(Excerpt from a dataset)
====

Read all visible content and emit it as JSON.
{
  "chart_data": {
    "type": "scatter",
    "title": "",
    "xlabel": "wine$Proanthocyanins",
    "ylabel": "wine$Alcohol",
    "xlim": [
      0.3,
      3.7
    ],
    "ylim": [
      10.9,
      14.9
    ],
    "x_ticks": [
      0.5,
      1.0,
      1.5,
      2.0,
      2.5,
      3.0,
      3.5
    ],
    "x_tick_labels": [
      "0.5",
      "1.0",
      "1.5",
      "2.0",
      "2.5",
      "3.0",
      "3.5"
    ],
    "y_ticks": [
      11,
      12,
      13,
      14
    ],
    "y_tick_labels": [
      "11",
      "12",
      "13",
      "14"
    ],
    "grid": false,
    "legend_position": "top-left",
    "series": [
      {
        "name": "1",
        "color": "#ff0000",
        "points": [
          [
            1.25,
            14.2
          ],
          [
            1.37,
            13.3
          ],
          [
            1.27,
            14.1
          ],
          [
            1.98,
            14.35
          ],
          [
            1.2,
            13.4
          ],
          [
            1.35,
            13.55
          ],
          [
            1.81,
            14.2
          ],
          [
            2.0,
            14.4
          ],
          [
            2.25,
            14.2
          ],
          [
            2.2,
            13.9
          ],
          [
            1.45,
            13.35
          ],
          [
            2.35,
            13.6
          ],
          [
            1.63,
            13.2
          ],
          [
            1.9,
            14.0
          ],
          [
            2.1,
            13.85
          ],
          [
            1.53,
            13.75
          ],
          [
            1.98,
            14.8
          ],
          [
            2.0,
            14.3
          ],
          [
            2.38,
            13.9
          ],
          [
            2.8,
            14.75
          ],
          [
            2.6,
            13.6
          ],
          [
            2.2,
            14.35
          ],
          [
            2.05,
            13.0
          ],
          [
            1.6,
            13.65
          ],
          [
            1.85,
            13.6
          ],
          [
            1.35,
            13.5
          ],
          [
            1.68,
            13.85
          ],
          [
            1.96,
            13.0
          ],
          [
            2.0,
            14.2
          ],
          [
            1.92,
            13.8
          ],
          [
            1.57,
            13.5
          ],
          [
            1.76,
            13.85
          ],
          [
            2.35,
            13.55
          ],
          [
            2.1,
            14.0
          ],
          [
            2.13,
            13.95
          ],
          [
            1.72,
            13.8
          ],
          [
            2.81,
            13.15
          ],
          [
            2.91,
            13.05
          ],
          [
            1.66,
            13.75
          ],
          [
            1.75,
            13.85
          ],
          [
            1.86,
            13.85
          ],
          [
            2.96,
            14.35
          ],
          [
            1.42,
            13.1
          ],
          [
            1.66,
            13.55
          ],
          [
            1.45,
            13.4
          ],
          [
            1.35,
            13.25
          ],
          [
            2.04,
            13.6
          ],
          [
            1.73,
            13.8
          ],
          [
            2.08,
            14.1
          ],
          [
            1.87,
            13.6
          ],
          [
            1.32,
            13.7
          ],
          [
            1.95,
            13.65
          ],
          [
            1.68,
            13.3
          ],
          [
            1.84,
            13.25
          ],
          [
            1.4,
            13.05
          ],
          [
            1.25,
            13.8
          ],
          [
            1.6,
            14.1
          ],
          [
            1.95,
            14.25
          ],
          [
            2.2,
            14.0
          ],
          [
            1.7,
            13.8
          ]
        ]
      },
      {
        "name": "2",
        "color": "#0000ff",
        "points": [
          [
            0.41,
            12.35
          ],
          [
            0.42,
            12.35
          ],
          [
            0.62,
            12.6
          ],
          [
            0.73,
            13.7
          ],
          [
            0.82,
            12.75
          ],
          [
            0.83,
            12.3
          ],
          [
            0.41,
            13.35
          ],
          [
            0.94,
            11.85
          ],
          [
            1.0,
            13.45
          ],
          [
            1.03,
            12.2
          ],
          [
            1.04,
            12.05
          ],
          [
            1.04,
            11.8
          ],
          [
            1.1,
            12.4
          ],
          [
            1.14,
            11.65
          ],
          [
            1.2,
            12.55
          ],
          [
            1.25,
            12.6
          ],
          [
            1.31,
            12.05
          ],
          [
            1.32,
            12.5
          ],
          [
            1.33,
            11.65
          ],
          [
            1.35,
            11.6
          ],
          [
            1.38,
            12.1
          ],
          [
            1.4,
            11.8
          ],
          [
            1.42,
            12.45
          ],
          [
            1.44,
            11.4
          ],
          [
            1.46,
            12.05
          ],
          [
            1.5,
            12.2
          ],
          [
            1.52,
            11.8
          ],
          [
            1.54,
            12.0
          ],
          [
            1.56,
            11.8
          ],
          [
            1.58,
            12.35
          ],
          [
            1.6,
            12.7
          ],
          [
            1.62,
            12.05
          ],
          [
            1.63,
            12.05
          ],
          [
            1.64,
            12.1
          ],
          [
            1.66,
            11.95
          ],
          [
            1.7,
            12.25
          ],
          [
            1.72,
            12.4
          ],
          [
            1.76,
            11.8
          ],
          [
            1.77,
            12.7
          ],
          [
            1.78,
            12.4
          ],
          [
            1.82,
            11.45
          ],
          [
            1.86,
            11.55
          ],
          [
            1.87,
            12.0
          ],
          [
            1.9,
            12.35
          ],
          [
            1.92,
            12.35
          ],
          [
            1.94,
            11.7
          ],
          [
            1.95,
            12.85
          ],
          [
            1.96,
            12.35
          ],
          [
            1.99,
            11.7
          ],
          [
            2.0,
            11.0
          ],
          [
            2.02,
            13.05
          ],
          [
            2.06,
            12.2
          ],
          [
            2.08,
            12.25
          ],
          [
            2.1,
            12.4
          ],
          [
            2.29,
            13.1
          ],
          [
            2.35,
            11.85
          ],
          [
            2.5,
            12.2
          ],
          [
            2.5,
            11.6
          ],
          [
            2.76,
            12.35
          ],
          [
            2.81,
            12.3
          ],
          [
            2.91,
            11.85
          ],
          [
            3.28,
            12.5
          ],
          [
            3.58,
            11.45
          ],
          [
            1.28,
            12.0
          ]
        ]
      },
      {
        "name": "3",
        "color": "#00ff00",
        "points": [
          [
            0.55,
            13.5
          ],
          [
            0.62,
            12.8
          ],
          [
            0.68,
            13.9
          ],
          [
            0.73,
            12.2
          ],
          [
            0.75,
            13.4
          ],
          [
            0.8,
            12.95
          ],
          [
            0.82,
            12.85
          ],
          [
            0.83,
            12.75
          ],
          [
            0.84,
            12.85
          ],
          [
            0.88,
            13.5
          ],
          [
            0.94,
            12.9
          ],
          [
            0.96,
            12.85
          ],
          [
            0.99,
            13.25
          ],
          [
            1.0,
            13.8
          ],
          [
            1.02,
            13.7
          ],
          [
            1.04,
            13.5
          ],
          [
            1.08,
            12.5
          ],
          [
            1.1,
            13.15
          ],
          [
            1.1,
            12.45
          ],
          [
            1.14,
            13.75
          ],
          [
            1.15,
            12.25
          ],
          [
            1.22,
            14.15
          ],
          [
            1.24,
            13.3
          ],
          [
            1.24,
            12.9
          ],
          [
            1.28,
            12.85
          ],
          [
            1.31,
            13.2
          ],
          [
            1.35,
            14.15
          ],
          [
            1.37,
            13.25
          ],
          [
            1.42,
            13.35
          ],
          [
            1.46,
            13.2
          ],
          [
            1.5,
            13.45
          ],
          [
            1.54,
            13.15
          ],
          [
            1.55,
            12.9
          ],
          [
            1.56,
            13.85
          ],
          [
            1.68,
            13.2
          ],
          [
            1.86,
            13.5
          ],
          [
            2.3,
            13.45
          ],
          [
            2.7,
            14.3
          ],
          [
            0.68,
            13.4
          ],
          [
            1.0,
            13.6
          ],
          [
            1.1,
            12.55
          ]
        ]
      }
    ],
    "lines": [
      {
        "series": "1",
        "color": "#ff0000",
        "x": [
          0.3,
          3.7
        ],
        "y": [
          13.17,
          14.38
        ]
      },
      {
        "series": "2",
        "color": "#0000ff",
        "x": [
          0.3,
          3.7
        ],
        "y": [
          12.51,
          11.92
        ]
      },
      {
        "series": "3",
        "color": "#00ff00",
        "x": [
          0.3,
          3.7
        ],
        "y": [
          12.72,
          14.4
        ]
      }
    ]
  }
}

====

• Exercise description: What is the number of lines in the data holding the word "wine"? Reply with that number only.

• Result for this task: 2